- Stated goal
Every record below should be written out exactly; pictures stay out.

Records from a collection
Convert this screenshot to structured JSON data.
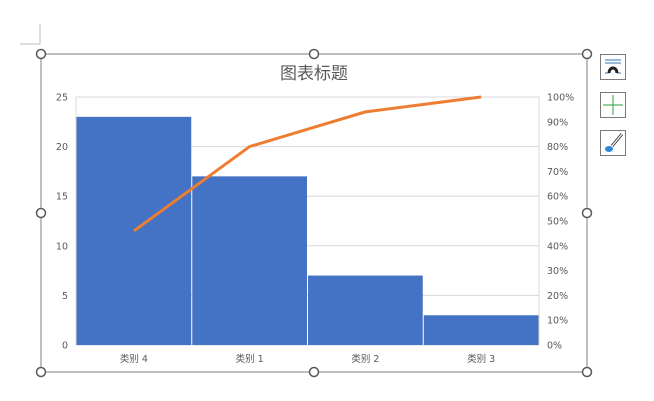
{
  "chart_data": {
    "type": "pareto",
    "title": "图表标题",
    "categories": [
      "类别 4",
      "类别 1",
      "类别 2",
      "类别 3"
    ],
    "values": [
      23,
      17,
      7,
      3
    ],
    "cumulative_percent": [
      46,
      80,
      94,
      100
    ],
    "ylim": [
      0,
      25
    ],
    "yticks": [
      "0",
      "5",
      "10",
      "15",
      "20",
      "25"
    ],
    "y2lim": [
      0,
      100
    ],
    "y2ticks": [
      "0%",
      "10%",
      "20%",
      "30%",
      "40%",
      "50%",
      "60%",
      "70%",
      "80%",
      "90%",
      "100%"
    ],
    "grid": true,
    "colors": {
      "bar": "#4472C4",
      "line": "#ED7D31"
    }
  },
  "side_buttons": {
    "elements": "chart-elements-icon",
    "layout": "chart-layout-icon",
    "styles": "chart-styles-brush-icon"
  }
}
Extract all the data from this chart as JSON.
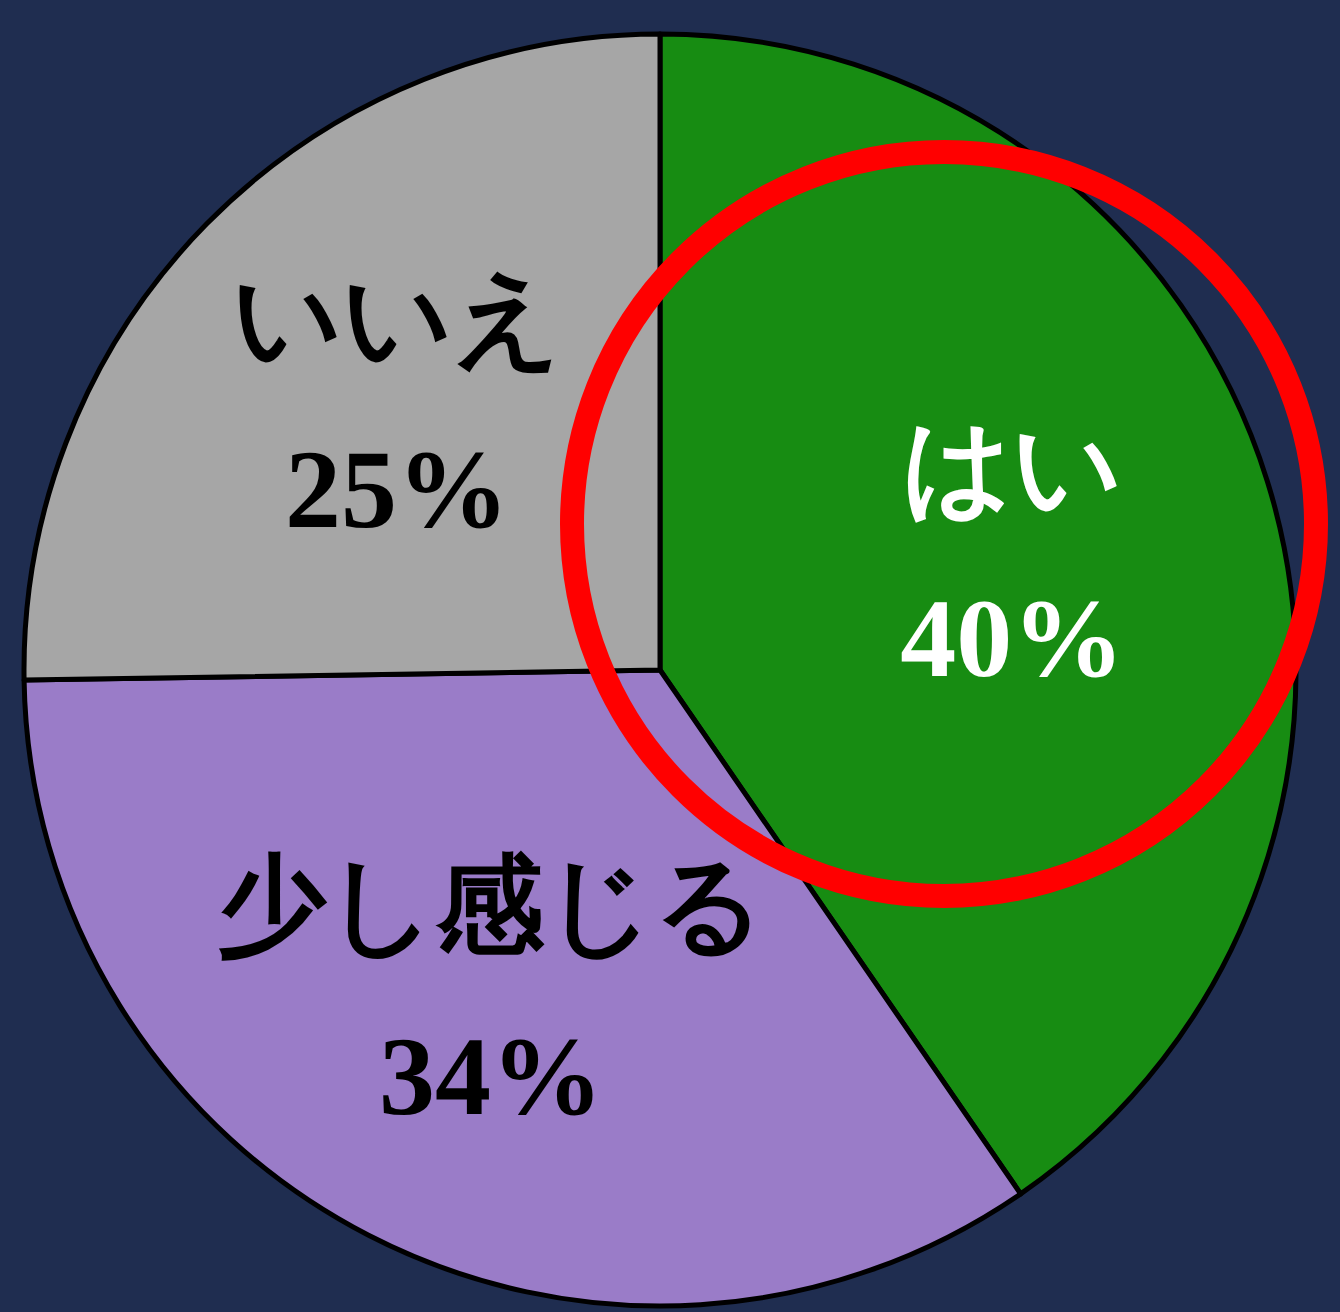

- In response
Convert this screenshot to structured JSON data.
{
  "chart_data": {
    "type": "pareto",
    "title": "图表标题",
    "categories": [
      "类别 4",
      "类别 1",
      "类别 2",
      "类别 3"
    ],
    "values": [
      23,
      17,
      7,
      3
    ],
    "cumulative_percent": [
      46,
      80,
      94,
      100
    ],
    "ylim": [
      0,
      25
    ],
    "yticks": [
      "0",
      "5",
      "10",
      "15",
      "20",
      "25"
    ],
    "y2lim": [
      0,
      100
    ],
    "y2ticks": [
      "0%",
      "10%",
      "20%",
      "30%",
      "40%",
      "50%",
      "60%",
      "70%",
      "80%",
      "90%",
      "100%"
    ],
    "grid": true,
    "colors": {
      "bar": "#4472C4",
      "line": "#ED7D31"
    }
  },
  "side_buttons": {
    "elements": "chart-elements-icon",
    "layout": "chart-layout-icon",
    "styles": "chart-styles-brush-icon"
  }
}
Extract all the data from this chart as JSON.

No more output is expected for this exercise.